→ WHAT IS REQUIRED:
Each line below must be set down exactly; omit any image you find.

Stored data:
#####
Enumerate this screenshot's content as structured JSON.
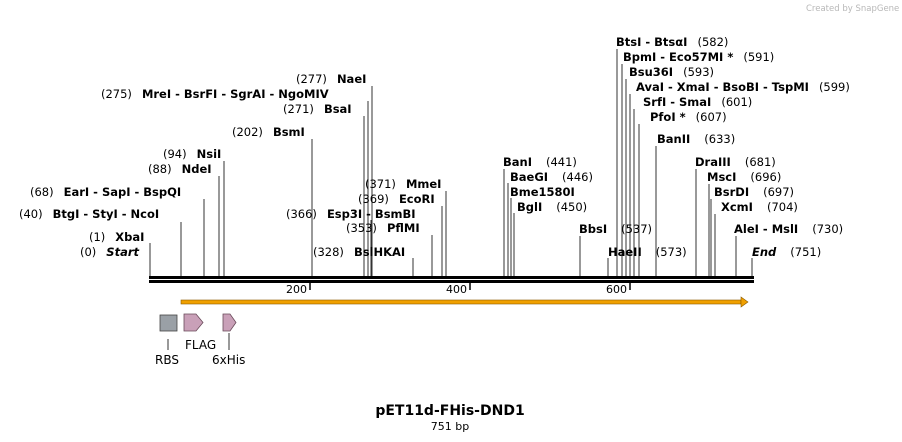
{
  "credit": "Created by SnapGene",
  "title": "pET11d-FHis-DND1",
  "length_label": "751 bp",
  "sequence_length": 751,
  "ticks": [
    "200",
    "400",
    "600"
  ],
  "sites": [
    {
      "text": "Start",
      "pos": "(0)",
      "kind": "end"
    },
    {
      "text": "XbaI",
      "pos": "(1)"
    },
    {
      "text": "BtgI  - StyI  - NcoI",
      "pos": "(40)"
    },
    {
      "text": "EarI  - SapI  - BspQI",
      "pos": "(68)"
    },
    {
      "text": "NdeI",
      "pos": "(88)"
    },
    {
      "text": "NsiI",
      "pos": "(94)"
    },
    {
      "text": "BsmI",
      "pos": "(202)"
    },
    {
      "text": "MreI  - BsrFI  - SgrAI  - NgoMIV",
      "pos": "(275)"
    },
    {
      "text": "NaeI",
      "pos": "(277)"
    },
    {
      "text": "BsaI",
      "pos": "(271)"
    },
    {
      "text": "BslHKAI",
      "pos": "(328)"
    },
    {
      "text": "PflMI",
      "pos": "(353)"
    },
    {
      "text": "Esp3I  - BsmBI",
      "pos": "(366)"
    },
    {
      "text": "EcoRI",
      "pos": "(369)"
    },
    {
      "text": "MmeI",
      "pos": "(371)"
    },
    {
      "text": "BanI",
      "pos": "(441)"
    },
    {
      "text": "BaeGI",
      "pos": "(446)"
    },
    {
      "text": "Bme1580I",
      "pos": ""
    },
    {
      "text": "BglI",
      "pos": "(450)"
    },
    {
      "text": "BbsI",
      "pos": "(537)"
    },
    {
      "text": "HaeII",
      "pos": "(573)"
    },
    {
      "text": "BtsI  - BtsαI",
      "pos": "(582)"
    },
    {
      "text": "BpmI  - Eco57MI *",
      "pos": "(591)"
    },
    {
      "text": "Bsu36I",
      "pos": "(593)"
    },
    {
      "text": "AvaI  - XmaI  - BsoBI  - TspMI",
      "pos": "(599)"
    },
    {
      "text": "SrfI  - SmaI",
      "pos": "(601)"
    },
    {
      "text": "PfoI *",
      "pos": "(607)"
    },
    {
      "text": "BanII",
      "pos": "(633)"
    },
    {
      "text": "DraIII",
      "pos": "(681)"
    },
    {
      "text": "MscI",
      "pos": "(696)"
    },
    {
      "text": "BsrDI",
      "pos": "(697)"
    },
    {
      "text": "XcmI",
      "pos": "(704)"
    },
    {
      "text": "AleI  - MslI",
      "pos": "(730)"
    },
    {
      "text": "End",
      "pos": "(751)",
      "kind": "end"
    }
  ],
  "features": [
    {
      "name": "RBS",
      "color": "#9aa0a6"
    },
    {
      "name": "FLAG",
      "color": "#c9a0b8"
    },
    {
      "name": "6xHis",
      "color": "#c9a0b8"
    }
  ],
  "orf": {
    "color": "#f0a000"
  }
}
#####
→ OUTPUT FOR THIS EXERCISE:
Enumerate this screenshot's content as structured JSON.
{
  "credit": "Created by SnapGene",
  "title": "pET11d-FHis-DND1",
  "length_label": "751 bp",
  "sequence_length": 751,
  "ticks": [
    "200",
    "400",
    "600"
  ],
  "sites": [
    {
      "text": "Start",
      "pos": "(0)",
      "kind": "end"
    },
    {
      "text": "XbaI",
      "pos": "(1)"
    },
    {
      "text": "BtgI  - StyI  - NcoI",
      "pos": "(40)"
    },
    {
      "text": "EarI  - SapI  - BspQI",
      "pos": "(68)"
    },
    {
      "text": "NdeI",
      "pos": "(88)"
    },
    {
      "text": "NsiI",
      "pos": "(94)"
    },
    {
      "text": "BsmI",
      "pos": "(202)"
    },
    {
      "text": "MreI  - BsrFI  - SgrAI  - NgoMIV",
      "pos": "(275)"
    },
    {
      "text": "NaeI",
      "pos": "(277)"
    },
    {
      "text": "BsaI",
      "pos": "(271)"
    },
    {
      "text": "BslHKAI",
      "pos": "(328)"
    },
    {
      "text": "PflMI",
      "pos": "(353)"
    },
    {
      "text": "Esp3I  - BsmBI",
      "pos": "(366)"
    },
    {
      "text": "EcoRI",
      "pos": "(369)"
    },
    {
      "text": "MmeI",
      "pos": "(371)"
    },
    {
      "text": "BanI",
      "pos": "(441)"
    },
    {
      "text": "BaeGI",
      "pos": "(446)"
    },
    {
      "text": "Bme1580I",
      "pos": ""
    },
    {
      "text": "BglI",
      "pos": "(450)"
    },
    {
      "text": "BbsI",
      "pos": "(537)"
    },
    {
      "text": "HaeII",
      "pos": "(573)"
    },
    {
      "text": "BtsI  - BtsαI",
      "pos": "(582)"
    },
    {
      "text": "BpmI  - Eco57MI *",
      "pos": "(591)"
    },
    {
      "text": "Bsu36I",
      "pos": "(593)"
    },
    {
      "text": "AvaI  - XmaI  - BsoBI  - TspMI",
      "pos": "(599)"
    },
    {
      "text": "SrfI  - SmaI",
      "pos": "(601)"
    },
    {
      "text": "PfoI *",
      "pos": "(607)"
    },
    {
      "text": "BanII",
      "pos": "(633)"
    },
    {
      "text": "DraIII",
      "pos": "(681)"
    },
    {
      "text": "MscI",
      "pos": "(696)"
    },
    {
      "text": "BsrDI",
      "pos": "(697)"
    },
    {
      "text": "XcmI",
      "pos": "(704)"
    },
    {
      "text": "AleI  - MslI",
      "pos": "(730)"
    },
    {
      "text": "End",
      "pos": "(751)",
      "kind": "end"
    }
  ],
  "features": [
    {
      "name": "RBS",
      "color": "#9aa0a6"
    },
    {
      "name": "FLAG",
      "color": "#c9a0b8"
    },
    {
      "name": "6xHis",
      "color": "#c9a0b8"
    }
  ],
  "orf": {
    "color": "#f0a000"
  }
}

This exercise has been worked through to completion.